Problem requirements ▸ From the entries below, extract every line that includes the word "color".
>> BEGIN Records shown
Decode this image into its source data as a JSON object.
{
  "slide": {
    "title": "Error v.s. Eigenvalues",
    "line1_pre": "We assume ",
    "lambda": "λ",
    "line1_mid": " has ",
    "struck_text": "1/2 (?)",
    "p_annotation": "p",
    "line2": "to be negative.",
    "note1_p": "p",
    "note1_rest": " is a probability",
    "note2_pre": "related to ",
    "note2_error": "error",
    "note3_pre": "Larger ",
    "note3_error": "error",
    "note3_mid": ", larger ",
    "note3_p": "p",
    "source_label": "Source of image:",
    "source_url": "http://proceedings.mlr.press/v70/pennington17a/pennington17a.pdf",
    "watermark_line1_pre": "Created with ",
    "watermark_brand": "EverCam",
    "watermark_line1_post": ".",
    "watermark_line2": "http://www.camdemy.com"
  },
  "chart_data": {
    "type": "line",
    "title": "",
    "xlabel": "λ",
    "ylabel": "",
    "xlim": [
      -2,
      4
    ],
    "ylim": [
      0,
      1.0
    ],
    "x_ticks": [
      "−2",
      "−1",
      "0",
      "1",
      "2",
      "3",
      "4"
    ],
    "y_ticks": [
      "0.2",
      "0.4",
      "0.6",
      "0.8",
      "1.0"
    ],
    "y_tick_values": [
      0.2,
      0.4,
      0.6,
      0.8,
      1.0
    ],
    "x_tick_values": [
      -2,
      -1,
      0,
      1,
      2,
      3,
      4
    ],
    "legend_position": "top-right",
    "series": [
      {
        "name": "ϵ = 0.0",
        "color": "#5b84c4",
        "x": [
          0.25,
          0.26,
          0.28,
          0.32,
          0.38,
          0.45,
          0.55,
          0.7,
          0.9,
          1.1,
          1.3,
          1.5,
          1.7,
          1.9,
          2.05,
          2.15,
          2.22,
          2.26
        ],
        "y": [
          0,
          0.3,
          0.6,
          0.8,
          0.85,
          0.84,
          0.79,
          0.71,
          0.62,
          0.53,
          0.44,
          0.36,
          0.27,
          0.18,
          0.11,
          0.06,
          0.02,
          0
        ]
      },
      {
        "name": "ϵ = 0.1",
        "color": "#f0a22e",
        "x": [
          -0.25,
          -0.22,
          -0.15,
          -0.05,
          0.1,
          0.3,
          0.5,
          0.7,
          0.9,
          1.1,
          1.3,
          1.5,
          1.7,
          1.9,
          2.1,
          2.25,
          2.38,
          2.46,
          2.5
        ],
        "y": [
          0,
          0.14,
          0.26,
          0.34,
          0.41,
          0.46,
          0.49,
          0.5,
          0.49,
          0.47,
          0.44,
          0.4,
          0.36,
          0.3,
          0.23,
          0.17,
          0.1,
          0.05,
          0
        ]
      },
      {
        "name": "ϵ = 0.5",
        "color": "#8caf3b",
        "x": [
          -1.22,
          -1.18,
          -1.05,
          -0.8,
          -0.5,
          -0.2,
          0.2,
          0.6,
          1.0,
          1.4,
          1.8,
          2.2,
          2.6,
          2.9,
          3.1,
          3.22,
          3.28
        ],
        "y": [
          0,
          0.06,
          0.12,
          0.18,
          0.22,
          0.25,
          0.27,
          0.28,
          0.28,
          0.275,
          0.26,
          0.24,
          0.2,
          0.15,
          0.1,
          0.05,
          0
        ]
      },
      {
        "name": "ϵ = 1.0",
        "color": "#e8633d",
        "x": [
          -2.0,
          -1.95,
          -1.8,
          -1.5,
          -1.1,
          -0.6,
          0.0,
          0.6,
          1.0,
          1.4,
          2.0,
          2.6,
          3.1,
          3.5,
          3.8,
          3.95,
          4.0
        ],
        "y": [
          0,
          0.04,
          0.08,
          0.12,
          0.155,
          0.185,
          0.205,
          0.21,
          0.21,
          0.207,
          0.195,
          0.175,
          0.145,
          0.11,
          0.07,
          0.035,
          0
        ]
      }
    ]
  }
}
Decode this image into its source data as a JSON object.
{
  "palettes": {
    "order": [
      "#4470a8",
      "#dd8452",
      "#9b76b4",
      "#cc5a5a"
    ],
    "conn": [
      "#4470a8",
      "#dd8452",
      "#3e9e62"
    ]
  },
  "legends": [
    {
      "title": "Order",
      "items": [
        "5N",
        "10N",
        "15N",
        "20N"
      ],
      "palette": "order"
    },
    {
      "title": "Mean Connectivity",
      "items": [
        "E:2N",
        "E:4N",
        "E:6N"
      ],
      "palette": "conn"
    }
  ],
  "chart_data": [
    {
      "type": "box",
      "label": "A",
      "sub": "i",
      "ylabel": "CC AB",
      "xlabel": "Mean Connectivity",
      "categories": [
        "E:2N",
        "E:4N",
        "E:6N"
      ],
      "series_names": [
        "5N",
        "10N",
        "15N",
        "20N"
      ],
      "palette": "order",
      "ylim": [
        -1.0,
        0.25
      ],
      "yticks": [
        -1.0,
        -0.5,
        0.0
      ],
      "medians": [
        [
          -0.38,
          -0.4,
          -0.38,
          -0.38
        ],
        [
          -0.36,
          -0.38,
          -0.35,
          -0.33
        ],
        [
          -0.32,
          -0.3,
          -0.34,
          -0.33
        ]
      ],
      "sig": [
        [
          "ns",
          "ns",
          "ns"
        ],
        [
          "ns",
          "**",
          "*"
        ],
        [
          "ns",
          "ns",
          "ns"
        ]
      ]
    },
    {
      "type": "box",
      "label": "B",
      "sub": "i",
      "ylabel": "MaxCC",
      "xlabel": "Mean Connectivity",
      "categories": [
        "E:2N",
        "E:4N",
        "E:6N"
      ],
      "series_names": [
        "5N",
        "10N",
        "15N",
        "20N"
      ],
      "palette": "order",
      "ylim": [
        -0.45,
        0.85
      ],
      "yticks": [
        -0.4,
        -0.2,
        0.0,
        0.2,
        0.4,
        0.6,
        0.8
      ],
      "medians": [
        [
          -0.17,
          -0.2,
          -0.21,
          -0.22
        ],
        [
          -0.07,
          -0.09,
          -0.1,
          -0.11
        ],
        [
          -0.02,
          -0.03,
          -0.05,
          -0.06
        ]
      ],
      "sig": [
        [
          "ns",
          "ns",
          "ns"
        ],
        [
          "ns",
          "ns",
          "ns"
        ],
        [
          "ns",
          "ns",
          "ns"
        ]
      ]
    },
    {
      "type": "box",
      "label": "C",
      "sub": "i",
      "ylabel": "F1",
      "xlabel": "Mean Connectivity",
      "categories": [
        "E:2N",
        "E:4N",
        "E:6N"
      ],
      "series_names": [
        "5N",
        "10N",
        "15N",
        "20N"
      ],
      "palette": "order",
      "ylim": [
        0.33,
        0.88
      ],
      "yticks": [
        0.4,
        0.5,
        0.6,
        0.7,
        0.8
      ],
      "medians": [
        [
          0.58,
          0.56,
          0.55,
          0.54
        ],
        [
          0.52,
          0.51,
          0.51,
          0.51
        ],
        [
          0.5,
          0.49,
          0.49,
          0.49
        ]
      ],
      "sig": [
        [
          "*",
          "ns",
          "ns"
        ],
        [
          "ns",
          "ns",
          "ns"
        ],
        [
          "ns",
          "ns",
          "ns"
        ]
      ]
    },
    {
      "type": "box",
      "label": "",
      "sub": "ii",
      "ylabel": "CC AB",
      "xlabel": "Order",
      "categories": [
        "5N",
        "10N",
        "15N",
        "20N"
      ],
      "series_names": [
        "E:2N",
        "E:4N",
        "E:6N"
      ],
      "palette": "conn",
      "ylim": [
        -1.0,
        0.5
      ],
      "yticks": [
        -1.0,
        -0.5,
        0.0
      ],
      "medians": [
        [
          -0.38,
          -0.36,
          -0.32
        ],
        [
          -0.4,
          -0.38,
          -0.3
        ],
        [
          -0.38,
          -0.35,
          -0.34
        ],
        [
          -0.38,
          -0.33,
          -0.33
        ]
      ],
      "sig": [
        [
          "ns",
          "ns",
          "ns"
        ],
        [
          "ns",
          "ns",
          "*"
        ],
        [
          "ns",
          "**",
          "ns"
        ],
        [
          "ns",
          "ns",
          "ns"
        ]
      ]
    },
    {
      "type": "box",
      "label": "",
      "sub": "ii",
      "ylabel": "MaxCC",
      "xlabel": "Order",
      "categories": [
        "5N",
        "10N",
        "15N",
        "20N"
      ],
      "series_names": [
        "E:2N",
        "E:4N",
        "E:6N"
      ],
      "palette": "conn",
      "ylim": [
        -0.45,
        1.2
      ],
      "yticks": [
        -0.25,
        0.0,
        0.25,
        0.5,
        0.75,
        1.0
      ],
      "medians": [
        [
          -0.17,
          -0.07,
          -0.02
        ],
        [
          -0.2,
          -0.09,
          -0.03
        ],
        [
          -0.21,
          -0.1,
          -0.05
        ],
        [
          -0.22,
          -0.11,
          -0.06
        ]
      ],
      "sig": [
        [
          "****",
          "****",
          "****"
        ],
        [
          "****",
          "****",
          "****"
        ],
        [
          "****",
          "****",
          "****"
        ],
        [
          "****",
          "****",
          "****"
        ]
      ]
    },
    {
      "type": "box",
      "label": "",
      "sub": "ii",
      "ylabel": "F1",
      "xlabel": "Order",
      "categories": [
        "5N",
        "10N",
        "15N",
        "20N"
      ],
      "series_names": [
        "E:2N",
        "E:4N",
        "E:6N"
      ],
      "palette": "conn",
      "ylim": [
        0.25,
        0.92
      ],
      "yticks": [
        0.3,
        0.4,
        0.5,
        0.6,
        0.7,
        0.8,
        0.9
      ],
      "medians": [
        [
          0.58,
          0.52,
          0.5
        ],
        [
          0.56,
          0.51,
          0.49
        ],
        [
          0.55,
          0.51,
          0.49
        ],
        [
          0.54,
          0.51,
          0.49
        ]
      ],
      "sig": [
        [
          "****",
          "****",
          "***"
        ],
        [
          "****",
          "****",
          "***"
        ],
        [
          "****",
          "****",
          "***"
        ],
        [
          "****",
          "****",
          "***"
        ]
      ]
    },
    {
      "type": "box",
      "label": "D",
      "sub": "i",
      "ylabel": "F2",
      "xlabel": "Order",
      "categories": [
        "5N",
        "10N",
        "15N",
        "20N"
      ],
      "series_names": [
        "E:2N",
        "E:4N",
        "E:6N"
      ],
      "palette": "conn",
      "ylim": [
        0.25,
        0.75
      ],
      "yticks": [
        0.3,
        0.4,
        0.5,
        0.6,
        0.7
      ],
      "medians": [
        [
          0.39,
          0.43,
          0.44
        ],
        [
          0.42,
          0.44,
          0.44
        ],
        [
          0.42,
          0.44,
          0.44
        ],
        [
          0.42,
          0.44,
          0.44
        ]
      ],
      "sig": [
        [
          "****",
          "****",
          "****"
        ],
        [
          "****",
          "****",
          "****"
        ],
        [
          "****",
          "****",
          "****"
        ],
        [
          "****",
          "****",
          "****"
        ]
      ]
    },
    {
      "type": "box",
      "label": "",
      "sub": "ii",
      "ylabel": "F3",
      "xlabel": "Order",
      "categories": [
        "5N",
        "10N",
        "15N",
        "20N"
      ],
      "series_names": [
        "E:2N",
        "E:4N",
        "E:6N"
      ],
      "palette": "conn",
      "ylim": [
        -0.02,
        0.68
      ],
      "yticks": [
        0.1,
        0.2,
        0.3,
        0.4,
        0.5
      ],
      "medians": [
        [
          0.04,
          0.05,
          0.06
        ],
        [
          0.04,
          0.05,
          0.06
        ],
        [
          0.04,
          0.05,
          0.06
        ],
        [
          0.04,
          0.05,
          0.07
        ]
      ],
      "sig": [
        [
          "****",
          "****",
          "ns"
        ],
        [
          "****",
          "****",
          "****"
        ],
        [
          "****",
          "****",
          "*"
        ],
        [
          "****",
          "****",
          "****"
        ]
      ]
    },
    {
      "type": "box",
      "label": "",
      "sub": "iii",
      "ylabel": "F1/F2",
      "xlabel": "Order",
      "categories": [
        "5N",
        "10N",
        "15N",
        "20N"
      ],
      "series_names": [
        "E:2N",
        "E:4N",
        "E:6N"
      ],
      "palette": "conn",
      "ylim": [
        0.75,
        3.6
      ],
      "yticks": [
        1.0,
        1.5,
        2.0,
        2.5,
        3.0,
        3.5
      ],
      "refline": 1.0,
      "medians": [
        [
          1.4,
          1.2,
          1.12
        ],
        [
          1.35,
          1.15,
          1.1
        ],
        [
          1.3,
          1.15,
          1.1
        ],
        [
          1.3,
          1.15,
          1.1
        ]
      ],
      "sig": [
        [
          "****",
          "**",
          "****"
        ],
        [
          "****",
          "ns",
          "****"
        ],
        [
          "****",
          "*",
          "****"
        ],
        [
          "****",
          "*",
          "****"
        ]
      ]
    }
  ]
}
>> END Records shown
Finished exercise ▸
        "color": "#5b84c4",
        "color": "#f0a22e",
        "color": "#8caf3b",
        "color": "#e8633d",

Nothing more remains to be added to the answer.